_Instruction_
Where a line in the listing contains the string "очень", copy that line out.

** Begin Stored rows **

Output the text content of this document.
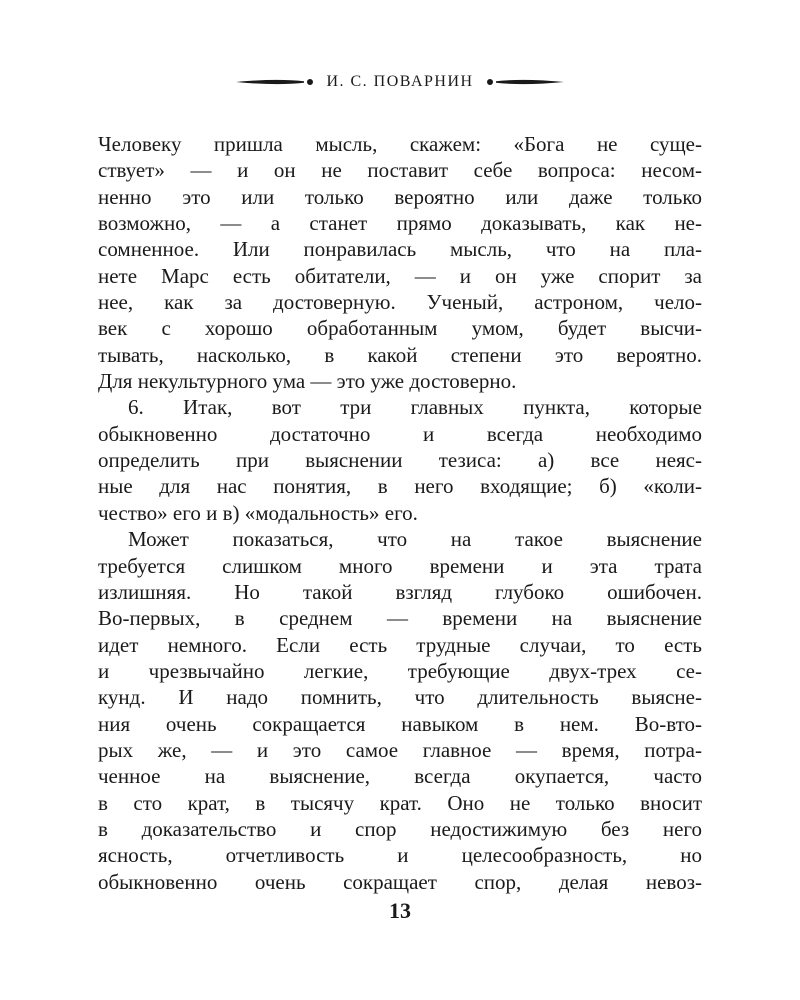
И. С. ПОВАРНИН
Человеку пришла мысль, скажем: «Бога не суще-
ствует» — и он не поставит себе вопроса: несом-
ненно это или только вероятно или даже только
возможно, — а станет прямо доказывать, как не-
сомненное. Или понравилась мысль, что на пла-
нете Марс есть обитатели, — и он уже спорит за
нее, как за достоверную. Ученый, астроном, чело-
век с хорошо обработанным умом, будет высчи-
тывать, насколько, в какой степени это вероятно.
Для некультурного ума — это уже достоверно.
6. Итак, вот три главных пункта, которые
обыкновенно достаточно и всегда необходимо
определить при выяснении тезиса: а) все неяс-
ные для нас понятия, в него входящие; б) «коли-
чество» его и в) «модальность» его.
Может показаться, что на такое выяснение
требуется слишком много времени и эта трата
излишняя. Но такой взгляд глубоко ошибочен.
Во-первых, в среднем — времени на выяснение
идет немного. Если есть трудные случаи, то есть
и чрезвычайно легкие, требующие двух-трех се-
кунд. И надо помнить, что длительность выясне-
ния очень сокращается навыком в нем. Во-вто-
рых же, — и это самое главное — время, потра-
ченное на выяснение, всегда окупается, часто
в сто крат, в тысячу крат. Оно не только вносит
в доказательство и спор недостижимую без него
ясность, отчетливость и целесообразность, но
обыкновенно очень сокращает спор, делая невоз-
13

** End Stored rows **

_Solution to this task_
ния очень сокращается навыком в нем. Во-вто-
обыкновенно очень сокращает спор, делая невоз-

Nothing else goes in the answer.